**Stated problem**
Every line in the listing is to be echoed verbatim.

**Data for the task**
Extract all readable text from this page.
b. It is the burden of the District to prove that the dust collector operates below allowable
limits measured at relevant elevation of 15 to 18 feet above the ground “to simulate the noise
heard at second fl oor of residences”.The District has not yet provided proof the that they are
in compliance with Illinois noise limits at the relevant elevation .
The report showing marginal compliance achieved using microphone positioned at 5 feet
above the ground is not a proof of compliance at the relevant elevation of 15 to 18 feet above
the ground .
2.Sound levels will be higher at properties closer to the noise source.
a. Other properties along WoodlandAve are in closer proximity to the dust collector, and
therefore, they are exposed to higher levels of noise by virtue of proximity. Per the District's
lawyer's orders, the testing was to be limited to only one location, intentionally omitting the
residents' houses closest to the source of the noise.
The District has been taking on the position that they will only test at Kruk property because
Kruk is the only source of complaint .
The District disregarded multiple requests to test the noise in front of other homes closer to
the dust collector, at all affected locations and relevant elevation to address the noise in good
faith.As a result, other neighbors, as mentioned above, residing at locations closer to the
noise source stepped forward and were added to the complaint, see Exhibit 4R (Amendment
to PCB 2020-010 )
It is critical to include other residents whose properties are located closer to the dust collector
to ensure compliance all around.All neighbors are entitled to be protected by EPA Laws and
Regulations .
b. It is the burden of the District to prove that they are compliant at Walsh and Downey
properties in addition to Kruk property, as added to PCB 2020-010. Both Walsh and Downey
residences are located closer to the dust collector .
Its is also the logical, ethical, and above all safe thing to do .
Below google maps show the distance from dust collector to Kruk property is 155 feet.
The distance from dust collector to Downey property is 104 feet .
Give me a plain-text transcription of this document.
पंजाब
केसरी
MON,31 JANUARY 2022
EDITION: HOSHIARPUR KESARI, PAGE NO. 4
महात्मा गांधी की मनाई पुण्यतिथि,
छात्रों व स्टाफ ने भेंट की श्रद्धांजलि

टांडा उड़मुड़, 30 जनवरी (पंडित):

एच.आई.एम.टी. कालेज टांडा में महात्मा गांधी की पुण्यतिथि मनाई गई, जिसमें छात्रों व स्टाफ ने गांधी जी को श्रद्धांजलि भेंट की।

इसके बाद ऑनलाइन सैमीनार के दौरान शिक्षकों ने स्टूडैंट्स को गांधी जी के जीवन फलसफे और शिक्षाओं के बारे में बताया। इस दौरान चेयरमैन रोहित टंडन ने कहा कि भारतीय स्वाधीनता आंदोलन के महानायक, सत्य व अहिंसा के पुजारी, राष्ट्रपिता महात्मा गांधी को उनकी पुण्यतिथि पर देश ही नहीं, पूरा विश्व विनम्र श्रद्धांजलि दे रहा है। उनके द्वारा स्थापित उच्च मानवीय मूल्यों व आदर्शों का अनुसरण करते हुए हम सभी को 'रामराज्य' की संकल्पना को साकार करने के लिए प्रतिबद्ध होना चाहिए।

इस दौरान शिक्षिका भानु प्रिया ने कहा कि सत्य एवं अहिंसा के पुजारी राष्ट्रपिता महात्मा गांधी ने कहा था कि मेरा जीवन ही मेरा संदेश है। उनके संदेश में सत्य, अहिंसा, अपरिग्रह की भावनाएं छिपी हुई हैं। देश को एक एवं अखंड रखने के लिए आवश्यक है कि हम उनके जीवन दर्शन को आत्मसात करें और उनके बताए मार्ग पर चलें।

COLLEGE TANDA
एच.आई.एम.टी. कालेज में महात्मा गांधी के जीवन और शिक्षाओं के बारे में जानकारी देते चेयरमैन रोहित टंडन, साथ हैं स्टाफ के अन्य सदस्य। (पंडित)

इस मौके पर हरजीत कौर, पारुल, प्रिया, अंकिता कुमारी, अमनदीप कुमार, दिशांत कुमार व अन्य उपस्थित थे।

**Solution for this task**
Extract all readable text from this page.
b. It is the burden of the District to prove that the dust collector operates below allowable
limits measured at relevant elevation of 15 to 18 feet above the ground “to simulate the noise
heard at second fl oor of residences”.The District has not yet provided proof the that they are
in compliance with Illinois noise limits at the relevant elevation .
The report showing marginal compliance achieved using microphone positioned at 5 feet
above the ground is not a proof of compliance at the relevant elevation of 15 to 18 feet above
the ground .
2.Sound levels will be higher at properties closer to the noise source.
a. Other properties along WoodlandAve are in closer proximity to the dust collector, and
therefore, they are exposed to higher levels of noise by virtue of proximity. Per the District's
lawyer's orders, the testing was to be limited to only one location, intentionally omitting the
residents' houses closest to the source of the noise.
The District has been taking on the position that they will only test at Kruk property because
Kruk is the only source of complaint .
The District disregarded multiple requests to test the noise in front of other homes closer to
the dust collector, at all affected locations and relevant elevation to address the noise in good
faith.As a result, other neighbors, as mentioned above, residing at locations closer to the
noise source stepped forward and were added to the complaint, see Exhibit 4R (Amendment
to PCB 2020-010 )
It is critical to include other residents whose properties are located closer to the dust collector
to ensure compliance all around.All neighbors are entitled to be protected by EPA Laws and
Regulations .
b. It is the burden of the District to prove that they are compliant at Walsh and Downey
properties in addition to Kruk property, as added to PCB 2020-010. Both Walsh and Downey
residences are located closer to the dust collector .
Its is also the logical, ethical, and above all safe thing to do .
Below google maps show the distance from dust collector to Kruk property is 155 feet.
The distance from dust collector to Downey property is 104 feet .
Give me a plain-text transcription of this document.
पंजाब
केसरी
MON,31 JANUARY 2022
EDITION: HOSHIARPUR KESARI, PAGE NO. 4
महात्मा गांधी की मनाई पुण्यतिथि,
छात्रों व स्टाफ ने भेंट की श्रद्धांजलि

टांडा उड़मुड़, 30 जनवरी (पंडित):

एच.आई.एम.टी. कालेज टांडा में महात्मा गांधी की पुण्यतिथि मनाई गई, जिसमें छात्रों व स्टाफ ने गांधी जी को श्रद्धांजलि भेंट की।

इसके बाद ऑनलाइन सैमीनार के दौरान शिक्षकों ने स्टूडैंट्स को गांधी जी के जीवन फलसफे और शिक्षाओं के बारे में बताया। इस दौरान चेयरमैन रोहित टंडन ने कहा कि भारतीय स्वाधीनता आंदोलन के महानायक, सत्य व अहिंसा के पुजारी, राष्ट्रपिता महात्मा गांधी को उनकी पुण्यतिथि पर देश ही नहीं, पूरा विश्व विनम्र श्रद्धांजलि दे रहा है। उनके द्वारा स्थापित उच्च मानवीय मूल्यों व आदर्शों का अनुसरण करते हुए हम सभी को 'रामराज्य' की संकल्पना को साकार करने के लिए प्रतिबद्ध होना चाहिए।

इस दौरान शिक्षिका भानु प्रिया ने कहा कि सत्य एवं अहिंसा के पुजारी राष्ट्रपिता महात्मा गांधी ने कहा था कि मेरा जीवन ही मेरा संदेश है। उनके संदेश में सत्य, अहिंसा, अपरिग्रह की भावनाएं छिपी हुई हैं। देश को एक एवं अखंड रखने के लिए आवश्यक है कि हम उनके जीवन दर्शन को आत्मसात करें और उनके बताए मार्ग पर चलें।

COLLEGE TANDA
एच.आई.एम.टी. कालेज में महात्मा गांधी के जीवन और शिक्षाओं के बारे में जानकारी देते चेयरमैन रोहित टंडन, साथ हैं स्टाफ के अन्य सदस्य। (पंडित)

इस मौके पर हरजीत कौर, पारुल, प्रिया, अंकिता कुमारी, अमनदीप कुमार, दिशांत कुमार व अन्य उपस्थित थे।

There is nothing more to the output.